- **Stated goal**:
Reproduce every line of the items below verbatim, changing nothing.

- **Data section**:
(begin)
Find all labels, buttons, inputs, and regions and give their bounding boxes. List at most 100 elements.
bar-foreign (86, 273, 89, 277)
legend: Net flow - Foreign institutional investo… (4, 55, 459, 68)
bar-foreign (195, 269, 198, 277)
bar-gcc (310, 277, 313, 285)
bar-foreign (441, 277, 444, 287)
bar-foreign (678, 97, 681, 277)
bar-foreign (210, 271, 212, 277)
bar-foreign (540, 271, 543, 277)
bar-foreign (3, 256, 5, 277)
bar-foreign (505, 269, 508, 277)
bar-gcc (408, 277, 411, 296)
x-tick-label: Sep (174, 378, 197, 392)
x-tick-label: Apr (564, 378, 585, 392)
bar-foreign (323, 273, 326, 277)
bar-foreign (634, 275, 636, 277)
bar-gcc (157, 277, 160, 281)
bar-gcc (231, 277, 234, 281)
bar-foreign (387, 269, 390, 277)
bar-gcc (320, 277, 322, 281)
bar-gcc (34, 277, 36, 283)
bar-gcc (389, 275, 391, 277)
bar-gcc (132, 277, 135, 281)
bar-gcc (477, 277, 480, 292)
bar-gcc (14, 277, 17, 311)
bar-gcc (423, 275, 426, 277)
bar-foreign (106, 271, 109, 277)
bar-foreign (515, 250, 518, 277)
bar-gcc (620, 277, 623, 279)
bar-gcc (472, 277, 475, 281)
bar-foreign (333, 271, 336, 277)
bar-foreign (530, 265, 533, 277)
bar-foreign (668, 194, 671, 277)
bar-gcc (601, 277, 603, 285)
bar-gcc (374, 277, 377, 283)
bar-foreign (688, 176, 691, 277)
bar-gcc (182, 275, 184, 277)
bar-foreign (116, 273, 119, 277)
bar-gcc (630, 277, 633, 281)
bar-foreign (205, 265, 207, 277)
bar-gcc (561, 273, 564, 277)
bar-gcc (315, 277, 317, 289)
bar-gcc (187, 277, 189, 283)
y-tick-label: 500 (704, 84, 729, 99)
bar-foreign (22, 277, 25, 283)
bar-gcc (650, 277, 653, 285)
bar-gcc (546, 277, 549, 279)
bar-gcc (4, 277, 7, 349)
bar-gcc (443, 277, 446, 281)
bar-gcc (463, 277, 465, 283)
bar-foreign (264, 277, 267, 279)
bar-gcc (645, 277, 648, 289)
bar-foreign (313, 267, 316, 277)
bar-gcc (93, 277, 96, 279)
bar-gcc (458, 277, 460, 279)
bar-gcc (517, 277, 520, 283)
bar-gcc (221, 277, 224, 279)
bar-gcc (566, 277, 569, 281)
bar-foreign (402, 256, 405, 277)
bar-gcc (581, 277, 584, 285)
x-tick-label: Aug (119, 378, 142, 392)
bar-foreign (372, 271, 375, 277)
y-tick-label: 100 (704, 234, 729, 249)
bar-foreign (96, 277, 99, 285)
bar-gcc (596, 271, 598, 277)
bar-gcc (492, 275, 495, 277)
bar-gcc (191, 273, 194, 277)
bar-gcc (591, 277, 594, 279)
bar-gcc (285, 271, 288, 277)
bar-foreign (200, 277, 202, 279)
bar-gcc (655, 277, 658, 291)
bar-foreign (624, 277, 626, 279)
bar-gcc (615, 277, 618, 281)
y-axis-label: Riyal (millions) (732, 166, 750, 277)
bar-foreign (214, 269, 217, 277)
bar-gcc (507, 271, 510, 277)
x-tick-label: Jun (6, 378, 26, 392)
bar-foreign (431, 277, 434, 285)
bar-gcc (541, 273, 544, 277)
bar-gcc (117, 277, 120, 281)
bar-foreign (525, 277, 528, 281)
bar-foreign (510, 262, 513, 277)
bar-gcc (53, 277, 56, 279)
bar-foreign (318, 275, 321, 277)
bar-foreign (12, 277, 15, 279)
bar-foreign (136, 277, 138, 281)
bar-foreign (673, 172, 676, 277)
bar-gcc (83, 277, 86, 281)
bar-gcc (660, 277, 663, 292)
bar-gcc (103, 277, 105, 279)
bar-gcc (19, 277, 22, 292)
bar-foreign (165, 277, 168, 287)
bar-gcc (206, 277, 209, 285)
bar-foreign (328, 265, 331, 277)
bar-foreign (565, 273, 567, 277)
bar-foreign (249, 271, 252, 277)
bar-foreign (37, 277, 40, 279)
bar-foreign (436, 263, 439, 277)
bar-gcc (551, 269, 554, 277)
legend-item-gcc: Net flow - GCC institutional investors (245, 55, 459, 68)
(end)
- **Completed exercise**:
Find all labels, buttons, inputs, and regions and give their bounding boxes. List at most 100 elements.
bar-foreign (86, 273, 89, 277)
legend: Net flow - Foreign institutional investo… (4, 55, 459, 68)
bar-foreign (195, 269, 198, 277)
bar-gcc (310, 277, 313, 285)
bar-foreign (441, 277, 444, 287)
bar-foreign (678, 97, 681, 277)
bar-foreign (210, 271, 212, 277)
bar-foreign (540, 271, 543, 277)
bar-foreign (3, 256, 5, 277)
bar-foreign (505, 269, 508, 277)
bar-gcc (408, 277, 411, 296)
x-tick-label: Sep (174, 378, 197, 392)
x-tick-label: Apr (564, 378, 585, 392)
bar-foreign (323, 273, 326, 277)
bar-foreign (634, 275, 636, 277)
bar-gcc (157, 277, 160, 281)
bar-gcc (231, 277, 234, 281)
bar-foreign (387, 269, 390, 277)
bar-gcc (320, 277, 322, 281)
bar-gcc (34, 277, 36, 283)
bar-gcc (389, 275, 391, 277)
bar-gcc (132, 277, 135, 281)
bar-gcc (477, 277, 480, 292)
bar-gcc (14, 277, 17, 311)
bar-gcc (423, 275, 426, 277)
bar-foreign (106, 271, 109, 277)
bar-foreign (515, 250, 518, 277)
bar-gcc (620, 277, 623, 279)
bar-gcc (472, 277, 475, 281)
bar-foreign (333, 271, 336, 277)
bar-foreign (530, 265, 533, 277)
bar-foreign (668, 194, 671, 277)
bar-gcc (601, 277, 603, 285)
bar-gcc (374, 277, 377, 283)
bar-foreign (688, 176, 691, 277)
bar-gcc (182, 275, 184, 277)
bar-foreign (116, 273, 119, 277)
bar-gcc (630, 277, 633, 281)
bar-foreign (205, 265, 207, 277)
bar-gcc (561, 273, 564, 277)
bar-gcc (315, 277, 317, 289)
bar-gcc (187, 277, 189, 283)
y-tick-label: 500 (704, 84, 729, 99)
bar-foreign (22, 277, 25, 283)
bar-gcc (650, 277, 653, 285)
bar-gcc (546, 277, 549, 279)
bar-gcc (4, 277, 7, 349)
bar-gcc (443, 277, 446, 281)
bar-gcc (463, 277, 465, 283)
bar-foreign (264, 277, 267, 279)
bar-gcc (645, 277, 648, 289)
bar-foreign (313, 267, 316, 277)
bar-gcc (93, 277, 96, 279)
bar-gcc (458, 277, 460, 279)
bar-gcc (517, 277, 520, 283)
bar-gcc (221, 277, 224, 279)
bar-gcc (566, 277, 569, 281)
bar-foreign (402, 256, 405, 277)
bar-gcc (581, 277, 584, 285)
x-tick-label: Aug (119, 378, 142, 392)
bar-foreign (372, 271, 375, 277)
y-tick-label: 100 (704, 234, 729, 249)
bar-foreign (96, 277, 99, 285)
bar-gcc (596, 271, 598, 277)
bar-gcc (492, 275, 495, 277)
bar-gcc (191, 273, 194, 277)
bar-gcc (591, 277, 594, 279)
bar-gcc (285, 271, 288, 277)
bar-foreign (200, 277, 202, 279)
bar-gcc (655, 277, 658, 291)
bar-foreign (624, 277, 626, 279)
bar-gcc (615, 277, 618, 281)
y-axis-label: Riyal (millions) (732, 166, 750, 277)
bar-foreign (214, 269, 217, 277)
bar-gcc (507, 271, 510, 277)
x-tick-label: Jun (6, 378, 26, 392)
bar-foreign (431, 277, 434, 285)
bar-gcc (541, 273, 544, 277)
bar-gcc (117, 277, 120, 281)
bar-foreign (525, 277, 528, 281)
bar-foreign (510, 262, 513, 277)
bar-gcc (53, 277, 56, 279)
bar-foreign (318, 275, 321, 277)
bar-foreign (12, 277, 15, 279)
bar-foreign (136, 277, 138, 281)
bar-foreign (673, 172, 676, 277)
bar-gcc (83, 277, 86, 281)
bar-gcc (660, 277, 663, 292)
bar-gcc (103, 277, 105, 279)
bar-gcc (19, 277, 22, 292)
bar-foreign (165, 277, 168, 287)
bar-gcc (206, 277, 209, 285)
bar-foreign (328, 265, 331, 277)
bar-foreign (565, 273, 567, 277)
bar-foreign (249, 271, 252, 277)
bar-foreign (37, 277, 40, 279)
bar-foreign (436, 263, 439, 277)
bar-gcc (551, 269, 554, 277)
legend-item-gcc: Net flow - GCC institutional investors (245, 55, 459, 68)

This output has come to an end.